(Dataset excerpt)
········
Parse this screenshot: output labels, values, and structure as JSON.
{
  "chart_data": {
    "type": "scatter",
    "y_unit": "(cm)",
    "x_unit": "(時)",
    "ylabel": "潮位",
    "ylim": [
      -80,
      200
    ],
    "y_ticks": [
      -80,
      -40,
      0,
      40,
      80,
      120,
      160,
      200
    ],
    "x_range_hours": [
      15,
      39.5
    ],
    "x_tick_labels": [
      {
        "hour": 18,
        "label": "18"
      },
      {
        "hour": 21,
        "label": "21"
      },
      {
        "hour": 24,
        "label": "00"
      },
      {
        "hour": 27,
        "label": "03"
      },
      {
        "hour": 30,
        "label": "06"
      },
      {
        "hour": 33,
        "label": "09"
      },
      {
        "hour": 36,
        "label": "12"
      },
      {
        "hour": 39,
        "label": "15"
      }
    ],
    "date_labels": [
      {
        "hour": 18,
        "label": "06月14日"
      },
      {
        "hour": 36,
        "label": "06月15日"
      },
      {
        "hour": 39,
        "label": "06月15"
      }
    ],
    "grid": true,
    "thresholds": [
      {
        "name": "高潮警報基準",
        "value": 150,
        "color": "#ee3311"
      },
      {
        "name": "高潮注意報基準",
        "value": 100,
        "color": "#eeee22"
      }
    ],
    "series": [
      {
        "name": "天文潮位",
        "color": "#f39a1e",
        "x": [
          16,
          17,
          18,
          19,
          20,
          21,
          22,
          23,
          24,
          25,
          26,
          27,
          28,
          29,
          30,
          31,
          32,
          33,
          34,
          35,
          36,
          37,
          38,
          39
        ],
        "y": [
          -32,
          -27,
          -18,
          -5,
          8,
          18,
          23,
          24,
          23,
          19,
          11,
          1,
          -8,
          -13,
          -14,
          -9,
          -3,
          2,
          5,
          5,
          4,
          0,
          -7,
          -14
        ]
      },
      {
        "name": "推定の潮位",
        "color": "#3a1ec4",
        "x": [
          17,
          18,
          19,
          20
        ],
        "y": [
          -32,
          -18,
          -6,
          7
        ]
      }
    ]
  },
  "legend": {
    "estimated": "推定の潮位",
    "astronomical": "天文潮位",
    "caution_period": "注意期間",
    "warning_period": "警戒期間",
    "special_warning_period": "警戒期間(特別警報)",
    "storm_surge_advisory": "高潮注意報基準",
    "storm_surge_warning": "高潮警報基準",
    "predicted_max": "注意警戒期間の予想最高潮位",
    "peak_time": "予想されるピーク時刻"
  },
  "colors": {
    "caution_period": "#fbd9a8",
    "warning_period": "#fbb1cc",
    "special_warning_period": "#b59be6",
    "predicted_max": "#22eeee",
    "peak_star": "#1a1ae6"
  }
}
········
**Exercise instructions:**
Recopy all the lines exactly as they appear.

**Written response:**
Parse this screenshot: output labels, values, and structure as JSON.
{
  "chart_data": {
    "type": "scatter",
    "y_unit": "(cm)",
    "x_unit": "(時)",
    "ylabel": "潮位",
    "ylim": [
      -80,
      200
    ],
    "y_ticks": [
      -80,
      -40,
      0,
      40,
      80,
      120,
      160,
      200
    ],
    "x_range_hours": [
      15,
      39.5
    ],
    "x_tick_labels": [
      {
        "hour": 18,
        "label": "18"
      },
      {
        "hour": 21,
        "label": "21"
      },
      {
        "hour": 24,
        "label": "00"
      },
      {
        "hour": 27,
        "label": "03"
      },
      {
        "hour": 30,
        "label": "06"
      },
      {
        "hour": 33,
        "label": "09"
      },
      {
        "hour": 36,
        "label": "12"
      },
      {
        "hour": 39,
        "label": "15"
      }
    ],
    "date_labels": [
      {
        "hour": 18,
        "label": "06月14日"
      },
      {
        "hour": 36,
        "label": "06月15日"
      },
      {
        "hour": 39,
        "label": "06月15"
      }
    ],
    "grid": true,
    "thresholds": [
      {
        "name": "高潮警報基準",
        "value": 150,
        "color": "#ee3311"
      },
      {
        "name": "高潮注意報基準",
        "value": 100,
        "color": "#eeee22"
      }
    ],
    "series": [
      {
        "name": "天文潮位",
        "color": "#f39a1e",
        "x": [
          16,
          17,
          18,
          19,
          20,
          21,
          22,
          23,
          24,
          25,
          26,
          27,
          28,
          29,
          30,
          31,
          32,
          33,
          34,
          35,
          36,
          37,
          38,
          39
        ],
        "y": [
          -32,
          -27,
          -18,
          -5,
          8,
          18,
          23,
          24,
          23,
          19,
          11,
          1,
          -8,
          -13,
          -14,
          -9,
          -3,
          2,
          5,
          5,
          4,
          0,
          -7,
          -14
        ]
      },
      {
        "name": "推定の潮位",
        "color": "#3a1ec4",
        "x": [
          17,
          18,
          19,
          20
        ],
        "y": [
          -32,
          -18,
          -6,
          7
        ]
      }
    ]
  },
  "legend": {
    "estimated": "推定の潮位",
    "astronomical": "天文潮位",
    "caution_period": "注意期間",
    "warning_period": "警戒期間",
    "special_warning_period": "警戒期間(特別警報)",
    "storm_surge_advisory": "高潮注意報基準",
    "storm_surge_warning": "高潮警報基準",
    "predicted_max": "注意警戒期間の予想最高潮位",
    "peak_time": "予想されるピーク時刻"
  },
  "colors": {
    "caution_period": "#fbd9a8",
    "warning_period": "#fbb1cc",
    "special_warning_period": "#b59be6",
    "predicted_max": "#22eeee",
    "peak_star": "#1a1ae6"
  }
}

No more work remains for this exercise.